(WHAT TO DO)
Extract the complete listing and repeat it word for word.

(DATA LINES)

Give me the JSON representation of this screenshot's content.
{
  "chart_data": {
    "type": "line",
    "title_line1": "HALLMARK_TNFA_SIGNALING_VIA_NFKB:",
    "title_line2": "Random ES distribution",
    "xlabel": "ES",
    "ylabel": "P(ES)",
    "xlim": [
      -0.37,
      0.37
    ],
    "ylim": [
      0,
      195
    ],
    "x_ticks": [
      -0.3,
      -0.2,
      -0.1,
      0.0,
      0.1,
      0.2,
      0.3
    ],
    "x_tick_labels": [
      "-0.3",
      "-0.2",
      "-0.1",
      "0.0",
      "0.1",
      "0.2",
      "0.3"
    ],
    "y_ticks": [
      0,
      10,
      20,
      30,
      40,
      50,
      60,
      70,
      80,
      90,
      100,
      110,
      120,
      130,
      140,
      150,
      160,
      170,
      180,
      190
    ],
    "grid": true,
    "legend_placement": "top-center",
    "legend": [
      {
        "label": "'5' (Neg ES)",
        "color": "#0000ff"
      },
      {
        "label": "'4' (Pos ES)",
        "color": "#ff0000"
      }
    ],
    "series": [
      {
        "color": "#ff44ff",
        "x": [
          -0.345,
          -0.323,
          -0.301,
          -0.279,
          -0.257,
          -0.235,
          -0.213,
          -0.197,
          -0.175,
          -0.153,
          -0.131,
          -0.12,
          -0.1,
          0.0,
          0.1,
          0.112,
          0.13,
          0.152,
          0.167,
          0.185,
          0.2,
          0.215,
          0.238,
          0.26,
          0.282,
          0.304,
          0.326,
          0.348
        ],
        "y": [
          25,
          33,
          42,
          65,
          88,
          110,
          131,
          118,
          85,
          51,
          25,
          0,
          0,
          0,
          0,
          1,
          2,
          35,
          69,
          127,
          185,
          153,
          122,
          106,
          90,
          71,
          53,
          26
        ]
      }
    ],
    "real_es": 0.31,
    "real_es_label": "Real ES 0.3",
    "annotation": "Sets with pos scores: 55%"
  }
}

(TASK RESULT)
Give me the JSON representation of this screenshot's content.
{
  "chart_data": {
    "type": "line",
    "title_line1": "HALLMARK_TNFA_SIGNALING_VIA_NFKB:",
    "title_line2": "Random ES distribution",
    "xlabel": "ES",
    "ylabel": "P(ES)",
    "xlim": [
      -0.37,
      0.37
    ],
    "ylim": [
      0,
      195
    ],
    "x_ticks": [
      -0.3,
      -0.2,
      -0.1,
      0.0,
      0.1,
      0.2,
      0.3
    ],
    "x_tick_labels": [
      "-0.3",
      "-0.2",
      "-0.1",
      "0.0",
      "0.1",
      "0.2",
      "0.3"
    ],
    "y_ticks": [
      0,
      10,
      20,
      30,
      40,
      50,
      60,
      70,
      80,
      90,
      100,
      110,
      120,
      130,
      140,
      150,
      160,
      170,
      180,
      190
    ],
    "grid": true,
    "legend_placement": "top-center",
    "legend": [
      {
        "label": "'5' (Neg ES)",
        "color": "#0000ff"
      },
      {
        "label": "'4' (Pos ES)",
        "color": "#ff0000"
      }
    ],
    "series": [
      {
        "color": "#ff44ff",
        "x": [
          -0.345,
          -0.323,
          -0.301,
          -0.279,
          -0.257,
          -0.235,
          -0.213,
          -0.197,
          -0.175,
          -0.153,
          -0.131,
          -0.12,
          -0.1,
          0.0,
          0.1,
          0.112,
          0.13,
          0.152,
          0.167,
          0.185,
          0.2,
          0.215,
          0.238,
          0.26,
          0.282,
          0.304,
          0.326,
          0.348
        ],
        "y": [
          25,
          33,
          42,
          65,
          88,
          110,
          131,
          118,
          85,
          51,
          25,
          0,
          0,
          0,
          0,
          1,
          2,
          35,
          69,
          127,
          185,
          153,
          122,
          106,
          90,
          71,
          53,
          26
        ]
      }
    ],
    "real_es": 0.31,
    "real_es_label": "Real ES 0.3",
    "annotation": "Sets with pos scores: 55%"
  }
}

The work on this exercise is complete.